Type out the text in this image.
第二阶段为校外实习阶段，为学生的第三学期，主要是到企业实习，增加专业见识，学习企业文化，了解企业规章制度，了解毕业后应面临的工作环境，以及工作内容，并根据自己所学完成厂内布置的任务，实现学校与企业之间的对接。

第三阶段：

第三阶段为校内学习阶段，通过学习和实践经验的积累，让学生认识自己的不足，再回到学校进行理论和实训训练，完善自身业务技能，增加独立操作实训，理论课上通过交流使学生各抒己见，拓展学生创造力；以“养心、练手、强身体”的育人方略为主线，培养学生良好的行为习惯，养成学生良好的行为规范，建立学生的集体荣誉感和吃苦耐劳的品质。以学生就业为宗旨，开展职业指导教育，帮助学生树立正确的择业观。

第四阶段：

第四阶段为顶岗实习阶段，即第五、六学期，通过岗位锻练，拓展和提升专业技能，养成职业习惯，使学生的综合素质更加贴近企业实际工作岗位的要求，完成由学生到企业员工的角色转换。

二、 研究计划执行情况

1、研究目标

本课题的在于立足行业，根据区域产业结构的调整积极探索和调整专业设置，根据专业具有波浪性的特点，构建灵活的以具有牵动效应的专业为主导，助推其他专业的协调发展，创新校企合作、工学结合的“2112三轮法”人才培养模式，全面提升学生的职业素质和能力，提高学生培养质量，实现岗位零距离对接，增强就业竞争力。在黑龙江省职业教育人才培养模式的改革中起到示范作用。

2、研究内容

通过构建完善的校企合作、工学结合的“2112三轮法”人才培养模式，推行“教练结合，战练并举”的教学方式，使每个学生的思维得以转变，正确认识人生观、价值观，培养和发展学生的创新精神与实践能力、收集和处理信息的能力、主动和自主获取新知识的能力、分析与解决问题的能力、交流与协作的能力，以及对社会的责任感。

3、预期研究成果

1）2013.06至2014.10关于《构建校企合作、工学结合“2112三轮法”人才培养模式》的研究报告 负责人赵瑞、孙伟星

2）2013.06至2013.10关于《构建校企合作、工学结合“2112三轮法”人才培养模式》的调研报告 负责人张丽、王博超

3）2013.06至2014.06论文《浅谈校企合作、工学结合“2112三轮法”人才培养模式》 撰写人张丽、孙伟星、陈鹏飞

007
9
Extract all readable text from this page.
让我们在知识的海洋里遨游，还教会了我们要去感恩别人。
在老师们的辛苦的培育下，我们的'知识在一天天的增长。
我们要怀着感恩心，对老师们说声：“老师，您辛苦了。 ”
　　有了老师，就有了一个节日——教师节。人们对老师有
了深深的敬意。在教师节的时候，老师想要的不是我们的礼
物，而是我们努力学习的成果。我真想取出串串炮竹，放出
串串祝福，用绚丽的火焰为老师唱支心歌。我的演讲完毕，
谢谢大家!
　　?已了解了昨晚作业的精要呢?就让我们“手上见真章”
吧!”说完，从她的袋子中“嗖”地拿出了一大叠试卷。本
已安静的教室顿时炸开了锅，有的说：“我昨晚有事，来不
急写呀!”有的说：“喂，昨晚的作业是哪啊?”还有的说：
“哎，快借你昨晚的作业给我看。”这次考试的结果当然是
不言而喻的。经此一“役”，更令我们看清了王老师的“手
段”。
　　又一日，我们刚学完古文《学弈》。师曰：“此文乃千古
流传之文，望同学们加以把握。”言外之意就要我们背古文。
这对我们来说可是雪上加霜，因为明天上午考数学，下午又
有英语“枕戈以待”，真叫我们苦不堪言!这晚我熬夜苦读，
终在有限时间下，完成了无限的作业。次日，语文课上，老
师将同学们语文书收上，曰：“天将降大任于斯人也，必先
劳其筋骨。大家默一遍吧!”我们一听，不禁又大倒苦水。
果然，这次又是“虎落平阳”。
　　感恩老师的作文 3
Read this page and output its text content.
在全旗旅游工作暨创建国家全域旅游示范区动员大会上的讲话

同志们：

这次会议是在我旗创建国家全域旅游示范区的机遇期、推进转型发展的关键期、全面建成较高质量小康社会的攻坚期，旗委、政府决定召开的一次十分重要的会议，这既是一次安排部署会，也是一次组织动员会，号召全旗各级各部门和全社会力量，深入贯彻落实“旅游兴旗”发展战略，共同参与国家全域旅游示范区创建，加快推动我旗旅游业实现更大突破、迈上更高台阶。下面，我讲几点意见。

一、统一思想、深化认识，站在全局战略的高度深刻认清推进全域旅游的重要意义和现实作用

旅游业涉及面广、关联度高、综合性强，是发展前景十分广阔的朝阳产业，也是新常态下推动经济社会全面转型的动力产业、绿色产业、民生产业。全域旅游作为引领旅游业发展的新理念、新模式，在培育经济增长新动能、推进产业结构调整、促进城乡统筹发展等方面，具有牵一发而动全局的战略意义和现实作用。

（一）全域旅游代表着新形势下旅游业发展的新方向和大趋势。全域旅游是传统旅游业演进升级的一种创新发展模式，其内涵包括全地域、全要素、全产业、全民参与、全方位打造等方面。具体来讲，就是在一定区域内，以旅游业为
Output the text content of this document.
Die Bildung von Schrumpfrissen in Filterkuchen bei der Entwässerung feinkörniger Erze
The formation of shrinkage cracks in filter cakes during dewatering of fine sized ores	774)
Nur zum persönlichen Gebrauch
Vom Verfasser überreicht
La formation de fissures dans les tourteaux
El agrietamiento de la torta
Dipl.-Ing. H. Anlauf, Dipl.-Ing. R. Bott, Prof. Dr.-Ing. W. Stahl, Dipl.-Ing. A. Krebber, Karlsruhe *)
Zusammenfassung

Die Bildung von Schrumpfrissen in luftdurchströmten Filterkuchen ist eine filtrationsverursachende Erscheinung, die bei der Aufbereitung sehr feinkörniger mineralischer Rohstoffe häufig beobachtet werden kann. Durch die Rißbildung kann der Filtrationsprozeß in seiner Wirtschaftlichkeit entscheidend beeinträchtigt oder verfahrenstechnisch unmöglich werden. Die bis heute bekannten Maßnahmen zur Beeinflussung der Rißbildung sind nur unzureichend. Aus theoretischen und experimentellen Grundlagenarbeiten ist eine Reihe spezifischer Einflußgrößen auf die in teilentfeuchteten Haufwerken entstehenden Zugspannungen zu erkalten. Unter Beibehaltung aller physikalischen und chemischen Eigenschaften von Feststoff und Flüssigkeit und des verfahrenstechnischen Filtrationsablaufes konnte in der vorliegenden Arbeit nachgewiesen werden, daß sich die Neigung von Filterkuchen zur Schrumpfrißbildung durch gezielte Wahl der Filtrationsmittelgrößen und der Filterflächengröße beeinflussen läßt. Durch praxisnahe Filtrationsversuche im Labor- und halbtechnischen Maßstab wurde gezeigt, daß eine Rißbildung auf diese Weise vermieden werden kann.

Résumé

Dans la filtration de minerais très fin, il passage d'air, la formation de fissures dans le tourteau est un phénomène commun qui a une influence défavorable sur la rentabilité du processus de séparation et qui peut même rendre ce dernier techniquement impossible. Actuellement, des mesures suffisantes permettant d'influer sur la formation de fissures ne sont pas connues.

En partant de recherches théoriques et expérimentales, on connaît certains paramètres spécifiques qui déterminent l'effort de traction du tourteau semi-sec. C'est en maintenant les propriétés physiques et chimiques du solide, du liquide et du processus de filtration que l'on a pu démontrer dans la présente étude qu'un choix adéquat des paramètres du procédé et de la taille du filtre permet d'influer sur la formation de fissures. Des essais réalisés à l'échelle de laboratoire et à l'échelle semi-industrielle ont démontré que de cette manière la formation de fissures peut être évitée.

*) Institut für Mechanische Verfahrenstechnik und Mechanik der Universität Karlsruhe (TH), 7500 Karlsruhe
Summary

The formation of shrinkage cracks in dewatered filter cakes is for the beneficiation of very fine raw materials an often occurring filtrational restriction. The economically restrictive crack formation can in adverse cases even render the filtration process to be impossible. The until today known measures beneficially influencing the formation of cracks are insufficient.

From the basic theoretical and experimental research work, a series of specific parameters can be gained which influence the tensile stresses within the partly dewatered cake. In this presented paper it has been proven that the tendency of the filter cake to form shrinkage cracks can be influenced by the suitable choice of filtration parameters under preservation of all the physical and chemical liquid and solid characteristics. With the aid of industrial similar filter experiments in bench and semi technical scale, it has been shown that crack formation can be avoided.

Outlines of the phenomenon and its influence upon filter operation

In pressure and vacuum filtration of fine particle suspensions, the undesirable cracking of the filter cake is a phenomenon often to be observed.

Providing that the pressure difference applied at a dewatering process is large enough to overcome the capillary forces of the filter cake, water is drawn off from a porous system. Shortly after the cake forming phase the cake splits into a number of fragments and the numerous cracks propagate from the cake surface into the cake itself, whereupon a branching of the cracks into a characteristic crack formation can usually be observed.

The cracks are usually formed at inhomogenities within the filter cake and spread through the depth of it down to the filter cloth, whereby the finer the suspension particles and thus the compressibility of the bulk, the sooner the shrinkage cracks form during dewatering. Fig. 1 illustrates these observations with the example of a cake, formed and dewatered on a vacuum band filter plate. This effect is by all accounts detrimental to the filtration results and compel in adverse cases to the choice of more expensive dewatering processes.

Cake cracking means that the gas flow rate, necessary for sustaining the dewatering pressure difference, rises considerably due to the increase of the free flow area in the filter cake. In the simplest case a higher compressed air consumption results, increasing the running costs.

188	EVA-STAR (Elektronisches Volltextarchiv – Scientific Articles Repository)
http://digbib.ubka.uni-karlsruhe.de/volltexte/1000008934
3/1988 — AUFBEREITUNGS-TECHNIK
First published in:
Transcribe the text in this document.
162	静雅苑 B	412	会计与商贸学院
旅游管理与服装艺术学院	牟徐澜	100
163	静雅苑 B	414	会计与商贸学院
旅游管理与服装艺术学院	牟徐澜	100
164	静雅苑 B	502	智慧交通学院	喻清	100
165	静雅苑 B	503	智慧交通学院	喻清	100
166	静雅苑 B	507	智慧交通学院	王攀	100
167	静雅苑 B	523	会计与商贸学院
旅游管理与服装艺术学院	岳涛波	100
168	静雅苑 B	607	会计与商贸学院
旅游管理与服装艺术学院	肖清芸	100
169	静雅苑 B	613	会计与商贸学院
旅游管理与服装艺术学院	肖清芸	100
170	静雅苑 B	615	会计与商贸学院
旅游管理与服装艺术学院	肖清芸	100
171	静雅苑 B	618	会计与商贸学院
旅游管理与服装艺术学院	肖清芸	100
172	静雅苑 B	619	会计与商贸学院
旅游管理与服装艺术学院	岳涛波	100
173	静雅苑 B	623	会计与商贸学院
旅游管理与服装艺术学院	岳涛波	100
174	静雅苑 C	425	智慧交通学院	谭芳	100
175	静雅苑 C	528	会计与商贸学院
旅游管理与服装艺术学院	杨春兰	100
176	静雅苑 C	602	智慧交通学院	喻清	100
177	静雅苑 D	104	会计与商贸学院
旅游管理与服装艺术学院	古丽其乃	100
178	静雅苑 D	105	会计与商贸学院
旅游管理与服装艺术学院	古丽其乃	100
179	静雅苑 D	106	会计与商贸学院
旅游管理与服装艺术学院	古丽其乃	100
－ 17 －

> OBJECTIVE
Search the listing for the word "构建校企合作" and return each line that holds it.

> FULL SOLUTION
1）2013.06至2014.10关于《构建校企合作、工学结合“2112三轮法”人才培养模式》的研究报告 负责人赵瑞、孙伟星
2）2013.06至2013.10关于《构建校企合作、工学结合“2112三轮法”人才培养模式》的调研报告 负责人张丽、王博超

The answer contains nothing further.